**Objective**
Search the material for the string "sind", then return every line where it is found.

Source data
## begin

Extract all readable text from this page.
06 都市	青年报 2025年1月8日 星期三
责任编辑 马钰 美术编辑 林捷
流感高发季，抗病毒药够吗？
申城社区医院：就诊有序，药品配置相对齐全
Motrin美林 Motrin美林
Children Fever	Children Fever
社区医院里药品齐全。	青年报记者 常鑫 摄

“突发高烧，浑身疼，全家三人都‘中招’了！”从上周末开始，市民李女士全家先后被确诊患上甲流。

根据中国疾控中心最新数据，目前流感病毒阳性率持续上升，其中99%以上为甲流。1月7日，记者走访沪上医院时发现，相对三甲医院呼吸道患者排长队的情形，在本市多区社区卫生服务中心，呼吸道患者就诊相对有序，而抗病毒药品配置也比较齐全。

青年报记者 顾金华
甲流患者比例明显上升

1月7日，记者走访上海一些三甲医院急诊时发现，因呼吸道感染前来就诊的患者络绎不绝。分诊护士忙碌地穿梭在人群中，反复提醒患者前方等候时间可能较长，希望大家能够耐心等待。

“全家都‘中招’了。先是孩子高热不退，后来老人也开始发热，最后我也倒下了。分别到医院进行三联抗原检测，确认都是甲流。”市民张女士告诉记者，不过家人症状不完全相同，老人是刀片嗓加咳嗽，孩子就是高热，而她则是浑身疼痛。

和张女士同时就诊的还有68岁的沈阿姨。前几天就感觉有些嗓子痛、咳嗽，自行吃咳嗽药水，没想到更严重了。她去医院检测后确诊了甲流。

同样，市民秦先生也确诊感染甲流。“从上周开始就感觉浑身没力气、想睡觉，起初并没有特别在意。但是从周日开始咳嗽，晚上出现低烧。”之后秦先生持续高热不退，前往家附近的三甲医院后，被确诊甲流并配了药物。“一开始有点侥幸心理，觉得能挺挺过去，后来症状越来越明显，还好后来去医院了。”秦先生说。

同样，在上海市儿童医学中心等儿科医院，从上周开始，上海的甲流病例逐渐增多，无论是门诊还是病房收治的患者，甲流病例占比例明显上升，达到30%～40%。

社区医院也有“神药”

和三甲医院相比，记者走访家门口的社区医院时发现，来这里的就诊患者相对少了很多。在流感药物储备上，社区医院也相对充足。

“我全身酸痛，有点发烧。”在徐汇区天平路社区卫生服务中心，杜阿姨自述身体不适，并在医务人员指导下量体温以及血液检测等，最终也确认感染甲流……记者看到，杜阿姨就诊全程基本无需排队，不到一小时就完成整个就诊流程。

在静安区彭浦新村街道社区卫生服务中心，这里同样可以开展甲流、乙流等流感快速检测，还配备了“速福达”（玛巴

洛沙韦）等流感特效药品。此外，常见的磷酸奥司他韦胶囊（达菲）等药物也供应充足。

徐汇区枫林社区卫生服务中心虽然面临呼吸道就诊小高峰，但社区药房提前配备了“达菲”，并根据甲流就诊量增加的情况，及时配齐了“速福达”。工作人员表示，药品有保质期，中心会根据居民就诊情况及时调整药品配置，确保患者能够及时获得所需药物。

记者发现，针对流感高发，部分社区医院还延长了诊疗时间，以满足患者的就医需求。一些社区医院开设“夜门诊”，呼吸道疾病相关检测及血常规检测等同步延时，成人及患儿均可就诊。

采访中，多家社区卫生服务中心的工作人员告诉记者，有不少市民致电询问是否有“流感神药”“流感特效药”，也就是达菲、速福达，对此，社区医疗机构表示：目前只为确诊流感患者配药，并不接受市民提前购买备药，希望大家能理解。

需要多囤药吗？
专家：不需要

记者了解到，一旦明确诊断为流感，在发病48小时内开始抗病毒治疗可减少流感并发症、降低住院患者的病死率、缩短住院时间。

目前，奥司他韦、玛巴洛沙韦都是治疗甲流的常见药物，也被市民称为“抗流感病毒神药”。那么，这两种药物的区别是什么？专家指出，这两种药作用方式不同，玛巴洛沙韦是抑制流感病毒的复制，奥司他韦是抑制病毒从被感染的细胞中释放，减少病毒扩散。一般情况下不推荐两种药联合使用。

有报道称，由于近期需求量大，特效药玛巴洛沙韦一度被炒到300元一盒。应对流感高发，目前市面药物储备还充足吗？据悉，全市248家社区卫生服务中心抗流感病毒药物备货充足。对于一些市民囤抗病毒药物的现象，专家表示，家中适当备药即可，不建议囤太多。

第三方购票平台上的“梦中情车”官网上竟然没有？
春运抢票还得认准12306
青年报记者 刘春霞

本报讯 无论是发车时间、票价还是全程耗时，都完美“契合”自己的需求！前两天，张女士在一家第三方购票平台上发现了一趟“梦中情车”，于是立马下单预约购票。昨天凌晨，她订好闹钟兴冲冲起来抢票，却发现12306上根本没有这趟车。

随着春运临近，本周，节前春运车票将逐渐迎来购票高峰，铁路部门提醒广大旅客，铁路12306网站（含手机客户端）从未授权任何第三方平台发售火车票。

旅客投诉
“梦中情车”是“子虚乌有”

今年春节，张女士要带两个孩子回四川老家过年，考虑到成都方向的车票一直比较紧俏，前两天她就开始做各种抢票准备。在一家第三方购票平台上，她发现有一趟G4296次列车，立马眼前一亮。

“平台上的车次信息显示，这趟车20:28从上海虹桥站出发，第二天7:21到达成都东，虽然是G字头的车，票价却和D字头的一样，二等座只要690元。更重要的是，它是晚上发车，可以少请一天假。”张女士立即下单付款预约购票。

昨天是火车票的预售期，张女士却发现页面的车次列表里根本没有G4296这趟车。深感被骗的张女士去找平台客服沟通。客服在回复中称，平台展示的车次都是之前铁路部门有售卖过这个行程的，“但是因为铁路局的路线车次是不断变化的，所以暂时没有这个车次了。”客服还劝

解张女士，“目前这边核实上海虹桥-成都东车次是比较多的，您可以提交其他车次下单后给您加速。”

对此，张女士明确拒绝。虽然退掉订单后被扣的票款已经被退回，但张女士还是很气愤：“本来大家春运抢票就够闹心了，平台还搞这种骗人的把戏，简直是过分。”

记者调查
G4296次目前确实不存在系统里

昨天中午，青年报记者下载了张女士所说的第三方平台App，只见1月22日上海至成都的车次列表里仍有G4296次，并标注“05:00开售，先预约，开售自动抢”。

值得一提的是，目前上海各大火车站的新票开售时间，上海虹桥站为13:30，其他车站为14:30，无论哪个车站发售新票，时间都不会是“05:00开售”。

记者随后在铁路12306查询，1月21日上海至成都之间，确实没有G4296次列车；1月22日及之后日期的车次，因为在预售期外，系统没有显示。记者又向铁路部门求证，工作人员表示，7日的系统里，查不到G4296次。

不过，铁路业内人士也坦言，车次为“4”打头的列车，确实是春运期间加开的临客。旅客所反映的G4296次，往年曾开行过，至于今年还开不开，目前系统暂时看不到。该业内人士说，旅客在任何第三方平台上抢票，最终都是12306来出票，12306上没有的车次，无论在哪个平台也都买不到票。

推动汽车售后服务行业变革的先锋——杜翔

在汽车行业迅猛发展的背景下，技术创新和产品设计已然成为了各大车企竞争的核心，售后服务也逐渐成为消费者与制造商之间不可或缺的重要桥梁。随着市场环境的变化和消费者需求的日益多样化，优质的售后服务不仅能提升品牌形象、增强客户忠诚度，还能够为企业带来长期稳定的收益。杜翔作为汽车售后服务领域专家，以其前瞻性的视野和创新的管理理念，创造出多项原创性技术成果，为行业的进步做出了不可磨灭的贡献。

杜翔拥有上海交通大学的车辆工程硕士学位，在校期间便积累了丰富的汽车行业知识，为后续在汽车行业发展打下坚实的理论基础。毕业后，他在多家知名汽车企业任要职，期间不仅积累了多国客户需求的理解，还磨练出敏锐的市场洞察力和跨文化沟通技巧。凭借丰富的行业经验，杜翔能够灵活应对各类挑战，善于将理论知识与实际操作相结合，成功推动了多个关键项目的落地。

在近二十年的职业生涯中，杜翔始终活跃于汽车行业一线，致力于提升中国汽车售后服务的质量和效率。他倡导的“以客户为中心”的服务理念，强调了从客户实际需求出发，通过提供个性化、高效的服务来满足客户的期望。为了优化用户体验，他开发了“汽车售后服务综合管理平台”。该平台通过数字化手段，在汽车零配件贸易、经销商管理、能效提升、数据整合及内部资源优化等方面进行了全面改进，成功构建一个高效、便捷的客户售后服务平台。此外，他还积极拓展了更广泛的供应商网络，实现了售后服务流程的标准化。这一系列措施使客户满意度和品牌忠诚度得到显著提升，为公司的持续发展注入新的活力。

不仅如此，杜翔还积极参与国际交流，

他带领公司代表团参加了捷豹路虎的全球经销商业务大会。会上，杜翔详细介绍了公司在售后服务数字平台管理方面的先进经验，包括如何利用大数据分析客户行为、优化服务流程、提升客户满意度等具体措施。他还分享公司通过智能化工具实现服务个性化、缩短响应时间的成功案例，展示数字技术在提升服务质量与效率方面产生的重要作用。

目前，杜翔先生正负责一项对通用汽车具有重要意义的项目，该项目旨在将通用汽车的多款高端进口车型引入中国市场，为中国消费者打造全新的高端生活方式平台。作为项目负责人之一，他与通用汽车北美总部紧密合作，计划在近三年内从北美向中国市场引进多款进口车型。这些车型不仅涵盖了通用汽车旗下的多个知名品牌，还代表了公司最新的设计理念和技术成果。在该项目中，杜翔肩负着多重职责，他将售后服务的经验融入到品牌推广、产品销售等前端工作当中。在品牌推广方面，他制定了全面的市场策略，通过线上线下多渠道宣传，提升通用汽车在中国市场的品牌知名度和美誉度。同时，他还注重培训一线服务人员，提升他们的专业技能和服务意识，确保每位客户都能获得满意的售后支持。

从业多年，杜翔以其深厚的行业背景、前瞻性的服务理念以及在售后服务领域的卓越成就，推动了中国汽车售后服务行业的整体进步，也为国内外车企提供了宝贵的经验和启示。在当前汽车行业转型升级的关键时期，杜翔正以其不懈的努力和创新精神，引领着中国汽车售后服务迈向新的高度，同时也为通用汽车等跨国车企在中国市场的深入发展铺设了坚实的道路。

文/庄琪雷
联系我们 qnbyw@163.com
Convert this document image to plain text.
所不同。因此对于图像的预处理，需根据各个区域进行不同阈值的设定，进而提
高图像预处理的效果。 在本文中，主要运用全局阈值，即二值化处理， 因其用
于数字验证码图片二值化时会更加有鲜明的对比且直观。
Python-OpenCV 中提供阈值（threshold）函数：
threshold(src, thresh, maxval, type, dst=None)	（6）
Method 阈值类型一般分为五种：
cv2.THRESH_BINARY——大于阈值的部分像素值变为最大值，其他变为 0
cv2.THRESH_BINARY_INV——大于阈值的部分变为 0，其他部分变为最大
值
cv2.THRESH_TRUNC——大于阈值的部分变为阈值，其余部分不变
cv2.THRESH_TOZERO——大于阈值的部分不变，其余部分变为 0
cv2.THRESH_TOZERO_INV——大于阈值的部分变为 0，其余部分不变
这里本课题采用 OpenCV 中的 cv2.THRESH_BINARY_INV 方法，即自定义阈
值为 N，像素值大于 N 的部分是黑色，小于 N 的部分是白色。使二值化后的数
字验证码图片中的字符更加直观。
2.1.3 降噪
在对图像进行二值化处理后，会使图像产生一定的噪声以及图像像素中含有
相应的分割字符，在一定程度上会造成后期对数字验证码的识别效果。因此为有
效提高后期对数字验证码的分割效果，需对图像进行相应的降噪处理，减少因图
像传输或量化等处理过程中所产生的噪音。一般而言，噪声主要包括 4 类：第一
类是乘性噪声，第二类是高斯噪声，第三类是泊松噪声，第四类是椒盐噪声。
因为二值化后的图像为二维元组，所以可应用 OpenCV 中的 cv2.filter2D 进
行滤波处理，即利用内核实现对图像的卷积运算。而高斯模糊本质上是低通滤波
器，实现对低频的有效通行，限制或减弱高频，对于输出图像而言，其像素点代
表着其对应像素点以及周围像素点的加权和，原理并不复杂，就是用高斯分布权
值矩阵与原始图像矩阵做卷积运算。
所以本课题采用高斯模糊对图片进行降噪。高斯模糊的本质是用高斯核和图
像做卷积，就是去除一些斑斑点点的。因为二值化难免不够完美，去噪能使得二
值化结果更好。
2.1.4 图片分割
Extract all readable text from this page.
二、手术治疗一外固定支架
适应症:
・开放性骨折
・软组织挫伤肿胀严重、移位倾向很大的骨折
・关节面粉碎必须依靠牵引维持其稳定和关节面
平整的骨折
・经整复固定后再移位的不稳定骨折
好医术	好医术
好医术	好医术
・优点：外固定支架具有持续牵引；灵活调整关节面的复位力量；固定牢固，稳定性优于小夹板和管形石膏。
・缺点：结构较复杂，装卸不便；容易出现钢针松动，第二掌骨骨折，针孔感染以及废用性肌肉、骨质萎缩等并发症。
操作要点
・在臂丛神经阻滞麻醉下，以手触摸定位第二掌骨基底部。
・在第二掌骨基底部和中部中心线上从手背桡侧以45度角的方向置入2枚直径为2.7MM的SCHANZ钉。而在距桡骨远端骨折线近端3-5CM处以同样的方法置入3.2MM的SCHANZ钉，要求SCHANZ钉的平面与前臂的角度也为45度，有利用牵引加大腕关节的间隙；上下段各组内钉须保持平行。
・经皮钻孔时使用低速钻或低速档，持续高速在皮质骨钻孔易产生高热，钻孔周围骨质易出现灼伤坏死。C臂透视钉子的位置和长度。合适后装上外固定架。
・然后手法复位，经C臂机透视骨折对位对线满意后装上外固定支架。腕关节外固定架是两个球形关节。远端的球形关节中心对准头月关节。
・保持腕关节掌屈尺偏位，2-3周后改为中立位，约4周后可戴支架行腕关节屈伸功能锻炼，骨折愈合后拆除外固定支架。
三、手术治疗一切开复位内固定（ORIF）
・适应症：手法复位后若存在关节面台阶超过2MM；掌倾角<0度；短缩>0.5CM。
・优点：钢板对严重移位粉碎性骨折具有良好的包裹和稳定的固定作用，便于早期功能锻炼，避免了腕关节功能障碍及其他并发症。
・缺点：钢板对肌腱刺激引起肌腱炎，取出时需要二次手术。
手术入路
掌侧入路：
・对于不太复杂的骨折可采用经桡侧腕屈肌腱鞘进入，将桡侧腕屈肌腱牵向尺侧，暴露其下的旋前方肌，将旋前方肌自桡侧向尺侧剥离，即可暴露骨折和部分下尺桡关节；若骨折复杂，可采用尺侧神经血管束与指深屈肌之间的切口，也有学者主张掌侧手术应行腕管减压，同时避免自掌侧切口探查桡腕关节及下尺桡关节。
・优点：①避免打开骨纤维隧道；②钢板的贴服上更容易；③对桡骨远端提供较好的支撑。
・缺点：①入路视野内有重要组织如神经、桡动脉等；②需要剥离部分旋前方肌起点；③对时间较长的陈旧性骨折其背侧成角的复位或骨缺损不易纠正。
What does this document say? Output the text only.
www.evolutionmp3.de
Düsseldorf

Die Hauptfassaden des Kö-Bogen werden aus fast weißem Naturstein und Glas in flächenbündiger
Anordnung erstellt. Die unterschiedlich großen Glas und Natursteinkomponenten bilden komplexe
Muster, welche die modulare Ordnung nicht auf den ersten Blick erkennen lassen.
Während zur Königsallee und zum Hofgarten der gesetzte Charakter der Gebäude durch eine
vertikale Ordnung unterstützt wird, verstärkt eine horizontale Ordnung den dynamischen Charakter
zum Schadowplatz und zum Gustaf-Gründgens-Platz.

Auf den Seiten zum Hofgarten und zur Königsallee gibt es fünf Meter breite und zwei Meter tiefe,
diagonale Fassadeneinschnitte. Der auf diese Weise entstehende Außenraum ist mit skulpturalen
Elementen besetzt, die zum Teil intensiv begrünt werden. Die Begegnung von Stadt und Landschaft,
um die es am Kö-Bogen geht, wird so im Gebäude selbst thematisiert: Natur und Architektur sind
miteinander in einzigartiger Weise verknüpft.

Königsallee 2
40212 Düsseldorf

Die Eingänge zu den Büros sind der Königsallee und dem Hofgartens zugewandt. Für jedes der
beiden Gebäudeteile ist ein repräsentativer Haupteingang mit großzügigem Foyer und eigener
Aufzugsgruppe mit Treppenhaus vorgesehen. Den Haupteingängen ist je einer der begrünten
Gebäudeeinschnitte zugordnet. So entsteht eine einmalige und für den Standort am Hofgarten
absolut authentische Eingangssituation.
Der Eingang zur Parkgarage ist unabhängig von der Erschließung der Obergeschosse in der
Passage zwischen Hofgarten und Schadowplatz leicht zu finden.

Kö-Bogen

## end

**Complete output**
um die es am Kö-Bogen geht, wird so im Gebäude selbst thematisiert: Natur und Architektur sind
Die Eingänge zu den Büros sind der Königsallee und dem Hofgartens zugewandt. Für jedes der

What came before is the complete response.